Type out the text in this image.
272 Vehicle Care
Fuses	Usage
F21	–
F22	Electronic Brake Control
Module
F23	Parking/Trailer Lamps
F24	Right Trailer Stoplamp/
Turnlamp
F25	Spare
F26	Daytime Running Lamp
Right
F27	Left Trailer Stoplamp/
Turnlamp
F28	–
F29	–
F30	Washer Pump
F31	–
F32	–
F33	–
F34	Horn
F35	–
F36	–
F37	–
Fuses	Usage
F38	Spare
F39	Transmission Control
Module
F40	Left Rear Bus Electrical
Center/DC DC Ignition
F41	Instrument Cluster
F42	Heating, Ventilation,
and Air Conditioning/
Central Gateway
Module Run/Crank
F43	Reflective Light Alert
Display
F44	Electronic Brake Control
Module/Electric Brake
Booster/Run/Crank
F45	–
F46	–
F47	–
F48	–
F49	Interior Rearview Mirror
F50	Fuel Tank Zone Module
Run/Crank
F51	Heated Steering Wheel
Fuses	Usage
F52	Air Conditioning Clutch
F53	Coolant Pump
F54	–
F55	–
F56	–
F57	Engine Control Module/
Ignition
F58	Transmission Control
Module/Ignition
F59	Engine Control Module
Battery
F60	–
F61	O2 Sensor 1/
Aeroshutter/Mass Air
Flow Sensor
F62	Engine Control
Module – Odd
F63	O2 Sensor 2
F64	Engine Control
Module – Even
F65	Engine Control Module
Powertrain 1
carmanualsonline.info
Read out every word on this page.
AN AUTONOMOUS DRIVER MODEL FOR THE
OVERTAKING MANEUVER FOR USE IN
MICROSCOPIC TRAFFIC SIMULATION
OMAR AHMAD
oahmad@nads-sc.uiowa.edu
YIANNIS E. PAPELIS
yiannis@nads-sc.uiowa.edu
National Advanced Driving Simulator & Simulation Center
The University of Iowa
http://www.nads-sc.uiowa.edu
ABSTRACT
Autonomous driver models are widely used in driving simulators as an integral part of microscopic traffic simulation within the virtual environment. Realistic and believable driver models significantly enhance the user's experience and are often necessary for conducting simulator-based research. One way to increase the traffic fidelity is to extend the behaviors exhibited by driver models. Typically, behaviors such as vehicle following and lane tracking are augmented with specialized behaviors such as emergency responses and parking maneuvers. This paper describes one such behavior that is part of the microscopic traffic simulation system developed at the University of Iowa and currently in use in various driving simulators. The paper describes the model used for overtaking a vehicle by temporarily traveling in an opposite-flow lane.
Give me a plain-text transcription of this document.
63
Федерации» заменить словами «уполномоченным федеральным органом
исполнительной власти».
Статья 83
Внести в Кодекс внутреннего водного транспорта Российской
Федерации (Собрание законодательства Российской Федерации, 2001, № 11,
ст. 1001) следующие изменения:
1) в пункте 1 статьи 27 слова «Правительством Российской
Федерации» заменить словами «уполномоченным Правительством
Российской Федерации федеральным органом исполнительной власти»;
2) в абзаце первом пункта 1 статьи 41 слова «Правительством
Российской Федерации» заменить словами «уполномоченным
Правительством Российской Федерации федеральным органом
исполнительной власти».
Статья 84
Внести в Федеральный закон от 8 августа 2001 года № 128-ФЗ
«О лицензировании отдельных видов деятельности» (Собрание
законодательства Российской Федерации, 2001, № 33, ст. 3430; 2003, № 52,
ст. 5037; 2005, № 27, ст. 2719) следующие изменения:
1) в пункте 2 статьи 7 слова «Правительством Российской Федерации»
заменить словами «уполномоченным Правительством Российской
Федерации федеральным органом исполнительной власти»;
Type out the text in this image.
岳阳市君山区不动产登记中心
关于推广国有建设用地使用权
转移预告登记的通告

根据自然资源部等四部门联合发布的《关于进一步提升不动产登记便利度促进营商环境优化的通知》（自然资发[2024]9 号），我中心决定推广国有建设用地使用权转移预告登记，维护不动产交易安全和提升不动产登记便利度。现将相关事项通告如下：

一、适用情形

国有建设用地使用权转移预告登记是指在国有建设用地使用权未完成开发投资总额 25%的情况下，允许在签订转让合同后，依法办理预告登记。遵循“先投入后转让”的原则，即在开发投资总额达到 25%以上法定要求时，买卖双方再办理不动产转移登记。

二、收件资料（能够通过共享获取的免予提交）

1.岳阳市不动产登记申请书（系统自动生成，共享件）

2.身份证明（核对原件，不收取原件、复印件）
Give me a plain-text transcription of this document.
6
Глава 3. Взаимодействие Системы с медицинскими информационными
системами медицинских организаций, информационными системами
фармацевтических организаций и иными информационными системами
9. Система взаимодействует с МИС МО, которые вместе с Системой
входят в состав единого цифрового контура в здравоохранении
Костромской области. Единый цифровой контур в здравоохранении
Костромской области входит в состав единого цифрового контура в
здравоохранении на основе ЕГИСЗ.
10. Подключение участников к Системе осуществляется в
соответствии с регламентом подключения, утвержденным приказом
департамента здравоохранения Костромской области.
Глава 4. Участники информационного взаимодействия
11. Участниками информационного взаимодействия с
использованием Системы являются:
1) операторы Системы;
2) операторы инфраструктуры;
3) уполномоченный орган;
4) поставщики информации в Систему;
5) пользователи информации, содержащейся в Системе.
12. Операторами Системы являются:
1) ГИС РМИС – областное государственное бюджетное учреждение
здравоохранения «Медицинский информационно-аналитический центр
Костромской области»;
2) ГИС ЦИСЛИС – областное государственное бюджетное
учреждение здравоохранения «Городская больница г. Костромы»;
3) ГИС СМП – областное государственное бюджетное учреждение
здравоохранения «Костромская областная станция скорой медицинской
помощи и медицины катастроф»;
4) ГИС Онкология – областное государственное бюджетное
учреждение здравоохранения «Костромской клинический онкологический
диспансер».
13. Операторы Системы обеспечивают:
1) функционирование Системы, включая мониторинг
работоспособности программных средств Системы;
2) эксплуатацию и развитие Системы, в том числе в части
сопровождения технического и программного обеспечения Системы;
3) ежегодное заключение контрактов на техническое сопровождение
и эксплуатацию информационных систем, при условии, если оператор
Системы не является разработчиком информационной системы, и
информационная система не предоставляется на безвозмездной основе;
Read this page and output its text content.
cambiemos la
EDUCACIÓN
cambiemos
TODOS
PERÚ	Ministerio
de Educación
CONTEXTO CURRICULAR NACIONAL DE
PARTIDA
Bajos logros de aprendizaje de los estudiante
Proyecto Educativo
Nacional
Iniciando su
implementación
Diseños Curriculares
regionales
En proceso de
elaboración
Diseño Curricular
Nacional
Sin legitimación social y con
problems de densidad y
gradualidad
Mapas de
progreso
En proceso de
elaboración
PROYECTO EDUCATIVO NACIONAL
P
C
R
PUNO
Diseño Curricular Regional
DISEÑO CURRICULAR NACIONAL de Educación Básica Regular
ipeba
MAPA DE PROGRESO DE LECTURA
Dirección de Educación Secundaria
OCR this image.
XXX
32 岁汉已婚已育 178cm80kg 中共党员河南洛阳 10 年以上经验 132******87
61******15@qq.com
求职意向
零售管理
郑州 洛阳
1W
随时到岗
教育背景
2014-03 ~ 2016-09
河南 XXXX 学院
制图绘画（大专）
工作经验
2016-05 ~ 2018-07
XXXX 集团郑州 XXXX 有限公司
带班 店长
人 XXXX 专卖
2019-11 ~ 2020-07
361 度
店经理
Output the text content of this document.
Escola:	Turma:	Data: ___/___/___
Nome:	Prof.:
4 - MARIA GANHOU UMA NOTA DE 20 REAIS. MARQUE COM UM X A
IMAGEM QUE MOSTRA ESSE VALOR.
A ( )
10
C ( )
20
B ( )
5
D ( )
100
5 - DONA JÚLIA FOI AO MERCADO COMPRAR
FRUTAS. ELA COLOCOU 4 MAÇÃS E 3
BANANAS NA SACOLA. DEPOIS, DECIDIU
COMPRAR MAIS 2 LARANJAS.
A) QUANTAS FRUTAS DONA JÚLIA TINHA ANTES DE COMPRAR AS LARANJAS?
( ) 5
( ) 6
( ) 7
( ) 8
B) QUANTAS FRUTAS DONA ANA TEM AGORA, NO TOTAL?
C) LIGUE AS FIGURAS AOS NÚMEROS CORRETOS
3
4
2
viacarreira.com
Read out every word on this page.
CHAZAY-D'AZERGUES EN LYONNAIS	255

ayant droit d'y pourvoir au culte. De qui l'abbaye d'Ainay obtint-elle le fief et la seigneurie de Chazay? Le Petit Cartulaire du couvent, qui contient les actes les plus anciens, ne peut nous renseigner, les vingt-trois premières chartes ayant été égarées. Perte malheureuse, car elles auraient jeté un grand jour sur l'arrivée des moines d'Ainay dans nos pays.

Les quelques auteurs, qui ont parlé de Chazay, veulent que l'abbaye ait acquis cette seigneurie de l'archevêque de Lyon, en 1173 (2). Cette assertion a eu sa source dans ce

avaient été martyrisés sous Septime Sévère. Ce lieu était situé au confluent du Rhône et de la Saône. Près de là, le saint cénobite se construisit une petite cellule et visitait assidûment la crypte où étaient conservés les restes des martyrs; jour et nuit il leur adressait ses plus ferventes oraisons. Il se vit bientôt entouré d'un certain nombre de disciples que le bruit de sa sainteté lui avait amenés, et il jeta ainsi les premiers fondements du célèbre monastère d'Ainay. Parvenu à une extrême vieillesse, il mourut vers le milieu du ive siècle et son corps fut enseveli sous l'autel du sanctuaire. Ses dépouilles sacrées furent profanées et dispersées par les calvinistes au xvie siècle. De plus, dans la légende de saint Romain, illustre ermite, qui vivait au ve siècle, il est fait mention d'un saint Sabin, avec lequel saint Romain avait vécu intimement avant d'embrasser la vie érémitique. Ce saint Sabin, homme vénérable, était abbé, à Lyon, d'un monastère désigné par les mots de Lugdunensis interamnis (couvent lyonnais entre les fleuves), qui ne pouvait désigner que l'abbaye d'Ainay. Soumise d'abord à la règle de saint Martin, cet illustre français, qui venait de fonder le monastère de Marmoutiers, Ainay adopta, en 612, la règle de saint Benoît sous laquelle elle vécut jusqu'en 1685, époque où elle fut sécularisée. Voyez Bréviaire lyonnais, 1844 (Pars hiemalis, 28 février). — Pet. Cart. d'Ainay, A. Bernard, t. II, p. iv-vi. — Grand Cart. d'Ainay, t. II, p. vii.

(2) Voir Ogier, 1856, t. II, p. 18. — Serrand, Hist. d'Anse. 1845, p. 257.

#### Short exercise:
Copy all the lines above that hold the string "власти".

#### Task answer:
исполнительной власти».
Российской Федерации федеральным органом исполнительной власти»;
исполнительной власти».
Федерации федеральным органом исполнительной власти»;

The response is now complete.